→ **Set task**:
Tally the lines in the listing below that contain "Samu" and report the tally alone.

→ **Dataset extract**:
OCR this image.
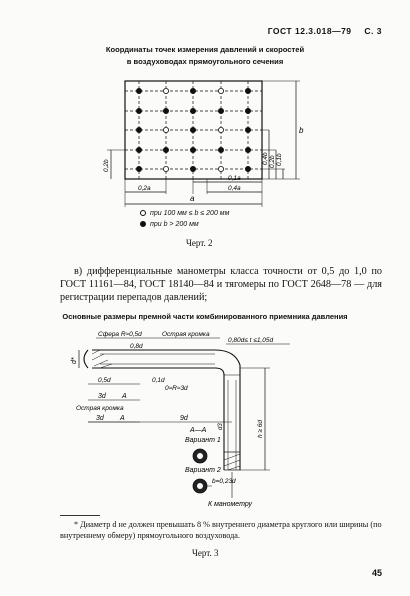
ГОСТ 12.3.018—79 С. 3
Координаты точек измерения давлений и скоростей
в воздуховодах прямоугольного сечения
0,2b	0,1b
0,2b
0,4b
b
0,2a
0,1a
0,4a
a
при 100 мм ≤ b ≤ 200 мм
при b > 200 мм
Черт. 2
в) дифференциальные манометры класса точности от 0,5 до 1,0 по ГОСТ 11161—84, ГОСТ 18140—84 и тягомеры по ГОСТ 2648—78 — для регистрации перепадов давлений;
Основные размеры премной части комбинированного приемника давления
Сфера R≈0,5d	Острая кромка
0,8d
0,80d≤ t ≤1,05d
d*
0,5d	0,1d
0≈R≈3d
3d A
Острая кромка
3d A	9d
h ≥ 6d
d3
А—А
Вариант 1
Вариант 2
b=0,23d
К манометру
Черт. 3
* Диаметр d не должен превышать 8 % внутреннего диаметра круглого или ширины (по внутреннему обмеру) прямоугольного воздуховода.
45
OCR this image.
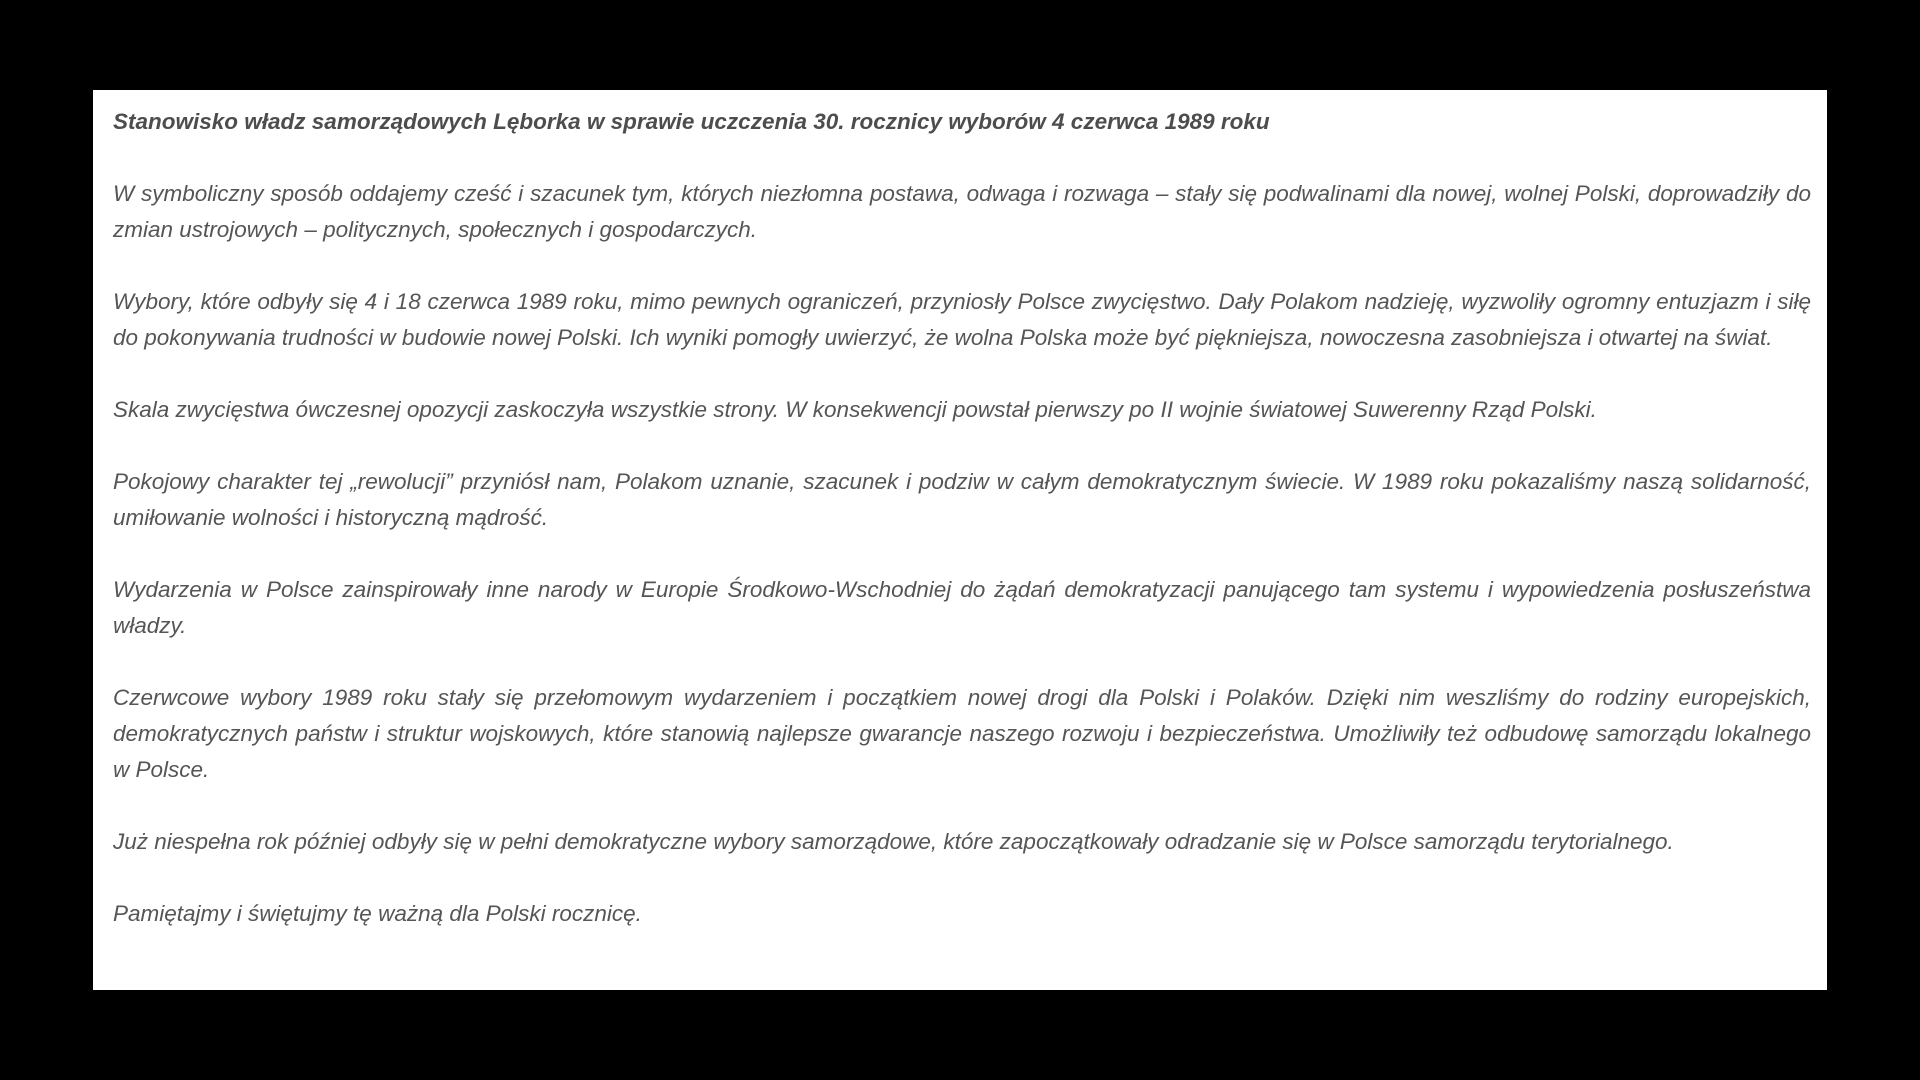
Stanowisko władz samorządowych Lęborka w sprawie uczczenia 30. rocznicy wyborów 4 czerwca 1989 roku

W symboliczny sposób oddajemy cześć i szacunek tym, których niezłomna postawa, odwaga i rozwaga – stały się podwalinami dla nowej, wolnej Polski, doprowadziły do zmian ustrojowych – politycznych, społecznych i gospodarczych.

Wybory, które odbyły się 4 i 18 czerwca 1989 roku, mimo pewnych ograniczeń, przyniosły Polsce zwycięstwo. Dały Polakom nadzieję, wyzwoliły ogromny entuzjazm i siłę do pokonywania trudności w budowie nowej Polski. Ich wyniki pomogły uwierzyć, że wolna Polska może być piękniejsza, nowoczesna zasobniejsza i otwartej na świat.

Skala zwycięstwa ówczesnej opozycji zaskoczyła wszystkie strony. W konsekwencji powstał pierwszy po II wojnie światowej Suwerenny Rząd Polski.

Pokojowy charakter tej „rewolucji” przyniósł nam, Polakom uznanie, szacunek i podziw w całym demokratycznym świecie. W 1989 roku pokazaliśmy naszą solidarność, umiłowanie wolności i historyczną mądrość.

Wydarzenia w Polsce zainspirowały inne narody w Europie Środkowo-Wschodniej do żądań demokratyzacji panującego tam systemu i wypowiedzenia posłuszeństwa władzy.

Czerwcowe wybory 1989 roku stały się przełomowym wydarzeniem i początkiem nowej drogi dla Polski i Polaków. Dzięki nim weszliśmy do rodziny europejskich, demokratycznych państw i struktur wojskowych, które stanowią najlepsze gwarancje naszego rozwoju i bezpieczeństwa. Umożliwiły też odbudowę samorządu lokalnego w Polsce.

Już niespełna rok później odbyły się w pełni demokratyczne wybory samorządowe, które zapoczątkowały odradzanie się w Polsce samorządu terytorialnego.

Pamiętajmy i świętujmy tę ważną dla Polski rocznicę.
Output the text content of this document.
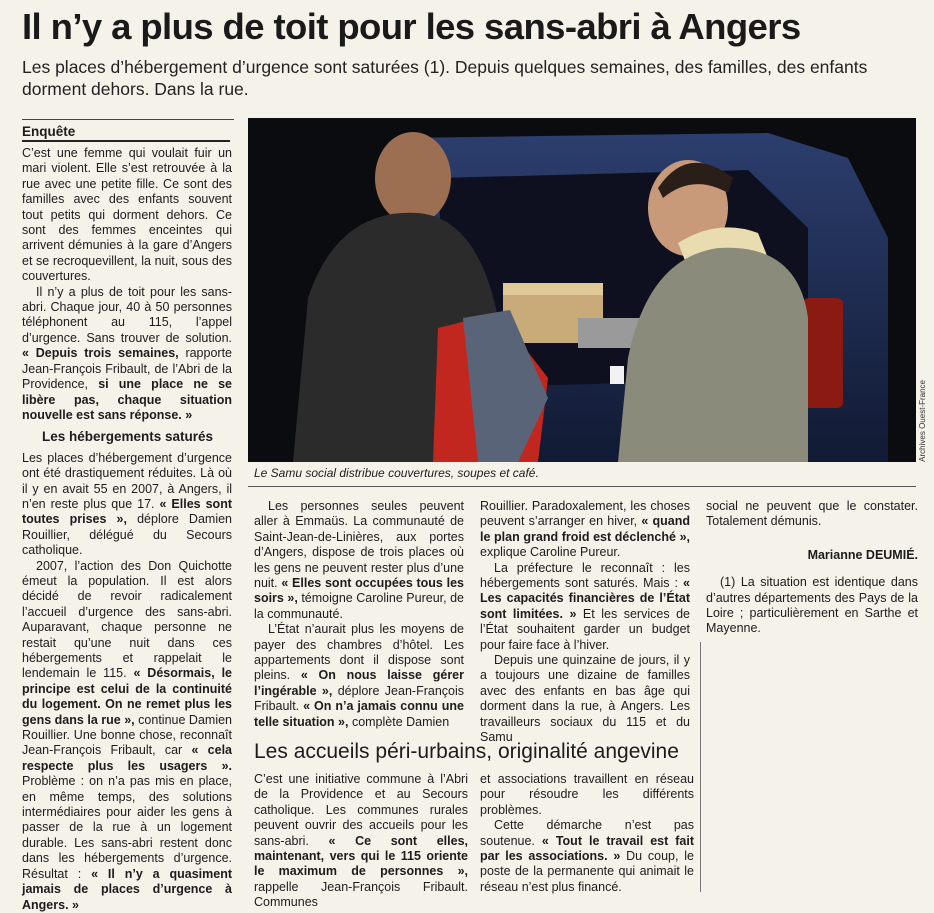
Il n’y a plus de toit pour les sans-abri à Angers

Les places d’hébergement d’urgence sont saturées (1). Depuis quelques semaines, des familles, des enfants dorment dehors. Dans la rue.

Enquête

C’est une femme qui voulait fuir un mari violent. Elle s’est retrouvée à la rue avec une petite fille. Ce sont des familles avec des enfants souvent tout petits qui dorment dehors. Ce sont des femmes enceintes qui arrivent démunies à la gare d’Angers et se recroquevillent, la nuit, sous des couvertures.

Il n’y a plus de toit pour les sans-abri. Chaque jour, 40 à 50 personnes téléphonent au 115, l’appel d’urgence. Sans trouver de solution. « Depuis trois semaines, rapporte Jean-François Fribault, de l’Abri de la Providence, si une place ne se libère pas, chaque situation nouvelle est sans réponse. »

Les hébergements saturés

Les places d’hébergement d’urgence ont été drastiquement réduites. Là où il y en avait 55 en 2007, à Angers, il n’en reste plus que 17. « Elles sont toutes prises », déplore Damien Rouillier, délégué du Secours catholique.

2007, l’action des Don Quichotte émeut la population. Il est alors décidé de revoir radicalement l’accueil d’urgence des sans-abri. Auparavant, chaque personne ne restait qu’une nuit dans ces hébergements et rappelait le lendemain le 115. « Désormais, le principe est celui de la continuité du logement. On ne remet plus les gens dans la rue », continue Damien Rouillier. Une bonne chose, reconnaît Jean-François Fribault, car « cela respecte plus les usagers ». Problème : on n’a pas mis en place, en même temps, des solutions intermédiaires pour aider les gens à passer de la rue à un logement durable. Les sans-abri restent donc dans les hébergements d’urgence. Résultat : « Il n’y a quasiment jamais de places d’urgence à Angers. »

Archives Ouest-France
Le Samu social distribue couvertures, soupes et café.

Les personnes seules peuvent aller à Emmaüs. La communauté de Saint-Jean-de-Linières, aux portes d’Angers, dispose de trois places où les gens ne peuvent rester plus d’une nuit. « Elles sont occupées tous les soirs », témoigne Caroline Pureur, de la communauté.

L’État n’aurait plus les moyens de payer des chambres d’hôtel. Les appartements dont il dispose sont pleins. « On nous laisse gérer l’ingérable », déplore Jean-François Fribault. « On n’a jamais connu une telle situation », complète Damien

Rouillier. Paradoxalement, les choses peuvent s’arranger en hiver, « quand le plan grand froid est déclenché », explique Caroline Pureur.

La préfecture le reconnaît : les hébergements sont saturés. Mais : « Les capacités financières de l’État sont limitées. » Et les services de l’État souhaitent garder un budget pour faire face à l’hiver.

Depuis une quinzaine de jours, il y a toujours une dizaine de familles avec des enfants en bas âge qui dorment dans la rue, à Angers. Les travailleurs sociaux du 115 et du Samu

social ne peuvent que le constater. Totalement démunis.

Marianne DEUMIÉ.

(1) La situation est identique dans d’autres départements des Pays de la Loire ; particulièrement en Sarthe et Mayenne.

Les accueils péri-urbains, originalité angevine

C’est une initiative commune à l’Abri de la Providence et au Secours catholique. Les communes rurales peuvent ouvrir des accueils pour les sans-abri. « Ce sont elles, maintenant, vers qui le 115 oriente le maximum de personnes », rappelle Jean-François Fribault. Communes

et associations travaillent en réseau pour résoudre les différents problèmes.

Cette démarche n’est pas soutenue. « Tout le travail est fait par les associations. » Du coup, le poste de la permanente qui animait le réseau n’est plus financé.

→ **Result**:
2